Required action:
Restate the records word for word, omitting nothing.

Dataset rows for apps and sites
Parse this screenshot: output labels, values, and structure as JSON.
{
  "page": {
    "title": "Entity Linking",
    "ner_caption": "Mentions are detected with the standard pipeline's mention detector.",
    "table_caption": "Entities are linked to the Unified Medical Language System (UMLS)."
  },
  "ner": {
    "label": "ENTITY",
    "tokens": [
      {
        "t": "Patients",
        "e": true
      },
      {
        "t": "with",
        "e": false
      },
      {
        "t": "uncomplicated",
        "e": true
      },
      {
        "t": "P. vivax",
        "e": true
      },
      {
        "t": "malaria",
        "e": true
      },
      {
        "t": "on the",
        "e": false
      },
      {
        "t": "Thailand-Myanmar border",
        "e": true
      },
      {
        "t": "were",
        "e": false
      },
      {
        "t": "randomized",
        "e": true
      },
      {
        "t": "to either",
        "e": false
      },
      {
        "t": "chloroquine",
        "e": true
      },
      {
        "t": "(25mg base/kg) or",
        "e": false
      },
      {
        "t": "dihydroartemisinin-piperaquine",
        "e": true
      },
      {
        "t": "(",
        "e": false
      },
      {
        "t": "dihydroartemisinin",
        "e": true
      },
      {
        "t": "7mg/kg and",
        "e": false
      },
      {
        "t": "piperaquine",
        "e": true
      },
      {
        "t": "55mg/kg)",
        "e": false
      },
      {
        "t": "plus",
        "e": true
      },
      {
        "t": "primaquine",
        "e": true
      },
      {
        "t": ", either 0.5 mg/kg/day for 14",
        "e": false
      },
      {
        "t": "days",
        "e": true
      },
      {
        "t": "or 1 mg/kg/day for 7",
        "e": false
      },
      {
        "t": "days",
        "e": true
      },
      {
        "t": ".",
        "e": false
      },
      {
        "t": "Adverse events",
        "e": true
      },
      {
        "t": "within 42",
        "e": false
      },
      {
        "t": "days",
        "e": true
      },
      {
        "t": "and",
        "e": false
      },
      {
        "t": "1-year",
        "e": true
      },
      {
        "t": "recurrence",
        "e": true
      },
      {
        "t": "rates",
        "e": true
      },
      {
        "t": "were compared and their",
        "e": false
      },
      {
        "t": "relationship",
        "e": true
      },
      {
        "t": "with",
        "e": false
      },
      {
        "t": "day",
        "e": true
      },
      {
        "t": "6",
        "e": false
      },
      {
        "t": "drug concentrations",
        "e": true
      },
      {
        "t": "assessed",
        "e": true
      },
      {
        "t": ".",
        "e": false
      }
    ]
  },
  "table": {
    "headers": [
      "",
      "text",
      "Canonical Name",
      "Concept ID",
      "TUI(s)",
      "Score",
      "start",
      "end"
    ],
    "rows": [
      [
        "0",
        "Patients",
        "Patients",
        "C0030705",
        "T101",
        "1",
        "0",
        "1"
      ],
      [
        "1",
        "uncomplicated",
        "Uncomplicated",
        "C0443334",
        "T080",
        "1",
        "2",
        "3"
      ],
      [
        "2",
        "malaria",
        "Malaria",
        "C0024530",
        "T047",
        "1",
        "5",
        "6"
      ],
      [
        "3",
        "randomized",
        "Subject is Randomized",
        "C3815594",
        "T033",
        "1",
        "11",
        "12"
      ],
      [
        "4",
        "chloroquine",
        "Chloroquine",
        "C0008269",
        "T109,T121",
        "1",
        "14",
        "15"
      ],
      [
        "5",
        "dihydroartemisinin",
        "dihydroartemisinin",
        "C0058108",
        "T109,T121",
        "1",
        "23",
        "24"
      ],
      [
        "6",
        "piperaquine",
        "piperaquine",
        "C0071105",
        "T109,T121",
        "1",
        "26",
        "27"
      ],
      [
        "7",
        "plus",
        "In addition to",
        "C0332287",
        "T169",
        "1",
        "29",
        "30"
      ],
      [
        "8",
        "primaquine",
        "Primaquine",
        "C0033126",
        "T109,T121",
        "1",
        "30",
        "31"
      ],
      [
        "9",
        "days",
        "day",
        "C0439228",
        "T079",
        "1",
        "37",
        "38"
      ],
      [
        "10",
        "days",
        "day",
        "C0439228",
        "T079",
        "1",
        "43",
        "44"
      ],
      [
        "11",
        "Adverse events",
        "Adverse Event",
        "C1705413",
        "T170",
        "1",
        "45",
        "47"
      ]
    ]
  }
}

Answer for this exercise:
Parse this screenshot: output labels, values, and structure as JSON.
{
  "page": {
    "title": "Entity Linking",
    "ner_caption": "Mentions are detected with the standard pipeline's mention detector.",
    "table_caption": "Entities are linked to the Unified Medical Language System (UMLS)."
  },
  "ner": {
    "label": "ENTITY",
    "tokens": [
      {
        "t": "Patients",
        "e": true
      },
      {
        "t": "with",
        "e": false
      },
      {
        "t": "uncomplicated",
        "e": true
      },
      {
        "t": "P. vivax",
        "e": true
      },
      {
        "t": "malaria",
        "e": true
      },
      {
        "t": "on the",
        "e": false
      },
      {
        "t": "Thailand-Myanmar border",
        "e": true
      },
      {
        "t": "were",
        "e": false
      },
      {
        "t": "randomized",
        "e": true
      },
      {
        "t": "to either",
        "e": false
      },
      {
        "t": "chloroquine",
        "e": true
      },
      {
        "t": "(25mg base/kg) or",
        "e": false
      },
      {
        "t": "dihydroartemisinin-piperaquine",
        "e": true
      },
      {
        "t": "(",
        "e": false
      },
      {
        "t": "dihydroartemisinin",
        "e": true
      },
      {
        "t": "7mg/kg and",
        "e": false
      },
      {
        "t": "piperaquine",
        "e": true
      },
      {
        "t": "55mg/kg)",
        "e": false
      },
      {
        "t": "plus",
        "e": true
      },
      {
        "t": "primaquine",
        "e": true
      },
      {
        "t": ", either 0.5 mg/kg/day for 14",
        "e": false
      },
      {
        "t": "days",
        "e": true
      },
      {
        "t": "or 1 mg/kg/day for 7",
        "e": false
      },
      {
        "t": "days",
        "e": true
      },
      {
        "t": ".",
        "e": false
      },
      {
        "t": "Adverse events",
        "e": true
      },
      {
        "t": "within 42",
        "e": false
      },
      {
        "t": "days",
        "e": true
      },
      {
        "t": "and",
        "e": false
      },
      {
        "t": "1-year",
        "e": true
      },
      {
        "t": "recurrence",
        "e": true
      },
      {
        "t": "rates",
        "e": true
      },
      {
        "t": "were compared and their",
        "e": false
      },
      {
        "t": "relationship",
        "e": true
      },
      {
        "t": "with",
        "e": false
      },
      {
        "t": "day",
        "e": true
      },
      {
        "t": "6",
        "e": false
      },
      {
        "t": "drug concentrations",
        "e": true
      },
      {
        "t": "assessed",
        "e": true
      },
      {
        "t": ".",
        "e": false
      }
    ]
  },
  "table": {
    "headers": [
      "",
      "text",
      "Canonical Name",
      "Concept ID",
      "TUI(s)",
      "Score",
      "start",
      "end"
    ],
    "rows": [
      [
        "0",
        "Patients",
        "Patients",
        "C0030705",
        "T101",
        "1",
        "0",
        "1"
      ],
      [
        "1",
        "uncomplicated",
        "Uncomplicated",
        "C0443334",
        "T080",
        "1",
        "2",
        "3"
      ],
      [
        "2",
        "malaria",
        "Malaria",
        "C0024530",
        "T047",
        "1",
        "5",
        "6"
      ],
      [
        "3",
        "randomized",
        "Subject is Randomized",
        "C3815594",
        "T033",
        "1",
        "11",
        "12"
      ],
      [
        "4",
        "chloroquine",
        "Chloroquine",
        "C0008269",
        "T109,T121",
        "1",
        "14",
        "15"
      ],
      [
        "5",
        "dihydroartemisinin",
        "dihydroartemisinin",
        "C0058108",
        "T109,T121",
        "1",
        "23",
        "24"
      ],
      [
        "6",
        "piperaquine",
        "piperaquine",
        "C0071105",
        "T109,T121",
        "1",
        "26",
        "27"
      ],
      [
        "7",
        "plus",
        "In addition to",
        "C0332287",
        "T169",
        "1",
        "29",
        "30"
      ],
      [
        "8",
        "primaquine",
        "Primaquine",
        "C0033126",
        "T109,T121",
        "1",
        "30",
        "31"
      ],
      [
        "9",
        "days",
        "day",
        "C0439228",
        "T079",
        "1",
        "37",
        "38"
      ],
      [
        "10",
        "days",
        "day",
        "C0439228",
        "T079",
        "1",
        "43",
        "44"
      ],
      [
        "11",
        "Adverse events",
        "Adverse Event",
        "C1705413",
        "T170",
        "1",
        "45",
        "47"
      ]
    ]
  }
}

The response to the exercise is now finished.